Show all lines from the data that include the word "tidak".

━━━━━ Listed records ━━━━━

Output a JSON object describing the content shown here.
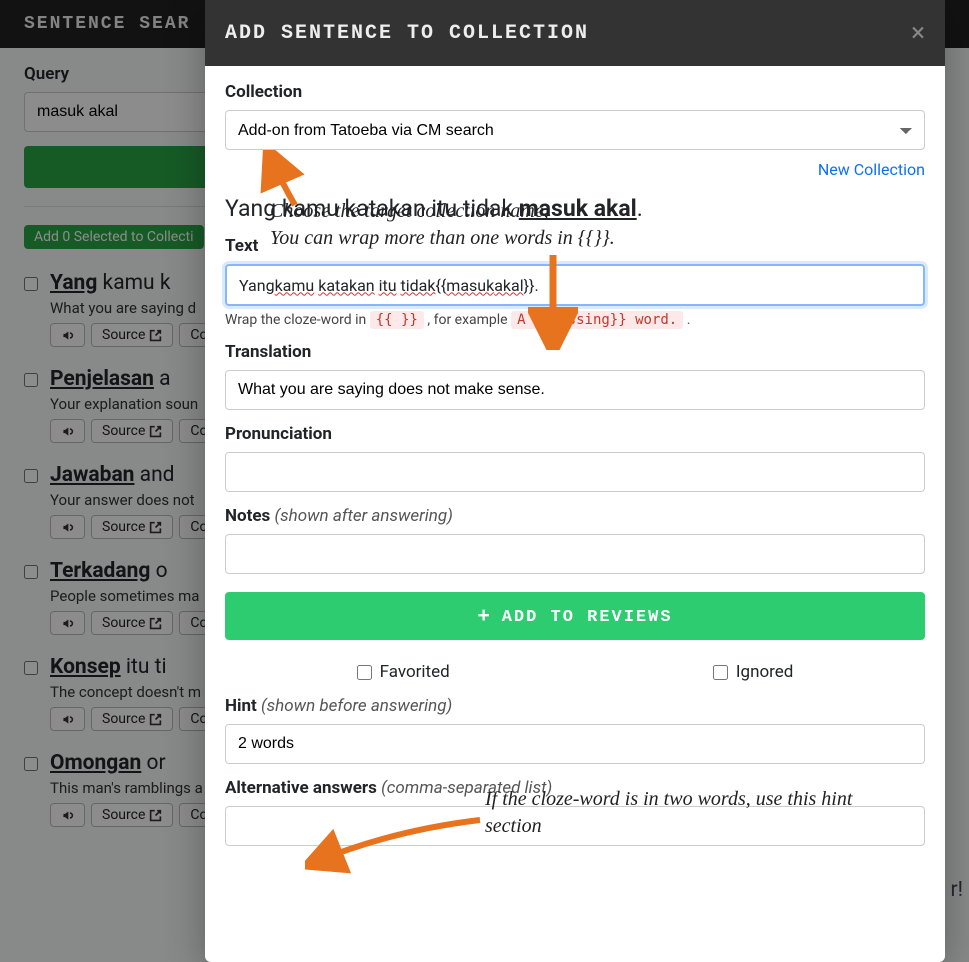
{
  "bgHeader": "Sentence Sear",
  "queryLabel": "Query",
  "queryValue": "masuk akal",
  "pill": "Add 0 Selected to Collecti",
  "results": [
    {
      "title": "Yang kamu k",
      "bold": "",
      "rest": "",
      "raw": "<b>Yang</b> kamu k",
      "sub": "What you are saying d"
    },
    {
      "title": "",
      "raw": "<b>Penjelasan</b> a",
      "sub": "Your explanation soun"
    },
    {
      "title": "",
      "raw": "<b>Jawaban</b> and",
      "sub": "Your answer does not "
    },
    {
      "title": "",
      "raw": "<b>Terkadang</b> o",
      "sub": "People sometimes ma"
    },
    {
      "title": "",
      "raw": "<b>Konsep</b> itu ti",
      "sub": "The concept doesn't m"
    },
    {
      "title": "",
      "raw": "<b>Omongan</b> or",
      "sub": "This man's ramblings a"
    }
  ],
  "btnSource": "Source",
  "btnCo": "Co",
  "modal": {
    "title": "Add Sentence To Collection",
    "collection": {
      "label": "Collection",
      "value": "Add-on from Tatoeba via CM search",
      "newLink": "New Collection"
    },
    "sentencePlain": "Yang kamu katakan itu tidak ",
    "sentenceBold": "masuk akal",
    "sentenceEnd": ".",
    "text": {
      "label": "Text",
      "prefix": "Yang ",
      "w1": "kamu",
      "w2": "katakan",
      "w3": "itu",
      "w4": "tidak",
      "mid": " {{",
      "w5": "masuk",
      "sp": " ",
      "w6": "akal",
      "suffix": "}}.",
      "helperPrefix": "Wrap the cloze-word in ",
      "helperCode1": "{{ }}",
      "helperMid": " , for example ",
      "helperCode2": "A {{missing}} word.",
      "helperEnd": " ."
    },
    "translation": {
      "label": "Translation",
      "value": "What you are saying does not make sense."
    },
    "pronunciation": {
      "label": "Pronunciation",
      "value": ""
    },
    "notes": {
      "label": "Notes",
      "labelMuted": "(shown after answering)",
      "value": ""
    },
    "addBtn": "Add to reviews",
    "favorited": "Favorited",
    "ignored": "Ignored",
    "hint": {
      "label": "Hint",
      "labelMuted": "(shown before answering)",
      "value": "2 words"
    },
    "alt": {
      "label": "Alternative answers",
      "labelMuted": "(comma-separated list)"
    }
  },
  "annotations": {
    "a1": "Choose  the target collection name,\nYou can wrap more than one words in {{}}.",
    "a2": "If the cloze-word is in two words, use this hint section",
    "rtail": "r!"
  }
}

━━━━━
━━━━━ Listed records ━━━━━

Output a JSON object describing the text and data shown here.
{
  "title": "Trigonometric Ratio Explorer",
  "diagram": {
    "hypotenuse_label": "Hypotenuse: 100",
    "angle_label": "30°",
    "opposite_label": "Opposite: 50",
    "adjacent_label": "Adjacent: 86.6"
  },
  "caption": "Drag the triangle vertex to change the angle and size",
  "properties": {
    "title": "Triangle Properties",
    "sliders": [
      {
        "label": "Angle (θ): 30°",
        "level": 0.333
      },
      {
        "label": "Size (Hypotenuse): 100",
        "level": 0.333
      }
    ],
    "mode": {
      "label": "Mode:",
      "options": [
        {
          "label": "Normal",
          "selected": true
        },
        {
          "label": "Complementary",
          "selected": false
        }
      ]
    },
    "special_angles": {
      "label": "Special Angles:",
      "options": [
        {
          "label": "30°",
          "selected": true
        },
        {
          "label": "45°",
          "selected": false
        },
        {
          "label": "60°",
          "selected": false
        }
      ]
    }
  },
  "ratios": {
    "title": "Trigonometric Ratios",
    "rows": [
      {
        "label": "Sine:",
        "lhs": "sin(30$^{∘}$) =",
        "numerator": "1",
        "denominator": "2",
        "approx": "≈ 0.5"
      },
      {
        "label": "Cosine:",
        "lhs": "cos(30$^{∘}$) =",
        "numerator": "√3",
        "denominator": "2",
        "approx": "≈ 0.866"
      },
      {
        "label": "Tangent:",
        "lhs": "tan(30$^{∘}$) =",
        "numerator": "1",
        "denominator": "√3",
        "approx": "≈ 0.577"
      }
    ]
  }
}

━━━━━

> **Task output**:
    "sentencePlain": "Yang kamu katakan itu tidak ",
      "w4": "tidak",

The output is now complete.